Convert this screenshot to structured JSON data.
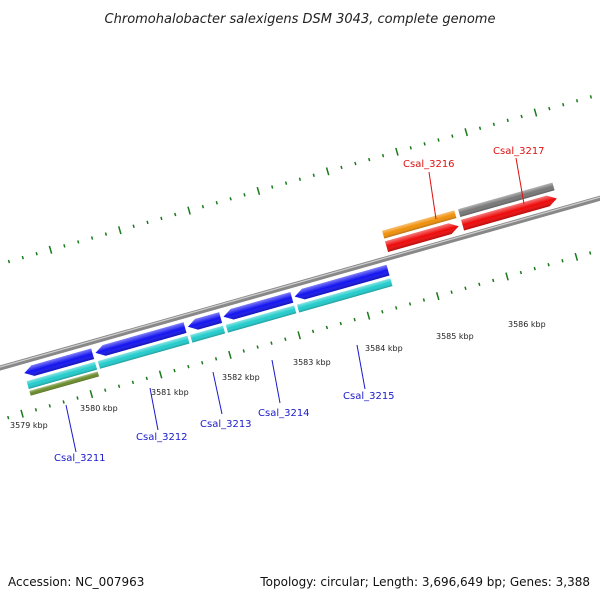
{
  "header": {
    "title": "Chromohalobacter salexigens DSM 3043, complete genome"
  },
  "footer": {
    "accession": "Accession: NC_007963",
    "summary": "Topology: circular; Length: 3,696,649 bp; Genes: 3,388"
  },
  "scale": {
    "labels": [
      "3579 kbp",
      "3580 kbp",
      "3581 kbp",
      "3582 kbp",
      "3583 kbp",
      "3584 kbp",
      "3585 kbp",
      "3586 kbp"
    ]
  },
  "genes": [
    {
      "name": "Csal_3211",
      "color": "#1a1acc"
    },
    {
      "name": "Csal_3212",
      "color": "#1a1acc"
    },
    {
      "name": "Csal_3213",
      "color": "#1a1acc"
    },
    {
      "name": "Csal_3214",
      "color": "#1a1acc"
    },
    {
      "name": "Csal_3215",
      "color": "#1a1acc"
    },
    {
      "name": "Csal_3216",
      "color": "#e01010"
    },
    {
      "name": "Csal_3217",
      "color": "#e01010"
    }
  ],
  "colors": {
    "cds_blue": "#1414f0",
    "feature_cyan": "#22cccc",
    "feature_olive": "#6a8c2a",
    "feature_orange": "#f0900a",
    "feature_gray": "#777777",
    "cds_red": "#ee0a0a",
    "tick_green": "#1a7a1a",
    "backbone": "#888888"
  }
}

Work order |
Find the word "name" in the records, and report each line that has it.

Finished task |
      "name": "Csal_3211",
      "name": "Csal_3212",
      "name": "Csal_3213",
      "name": "Csal_3214",
      "name": "Csal_3215",
      "name": "Csal_3216",
      "name": "Csal_3217",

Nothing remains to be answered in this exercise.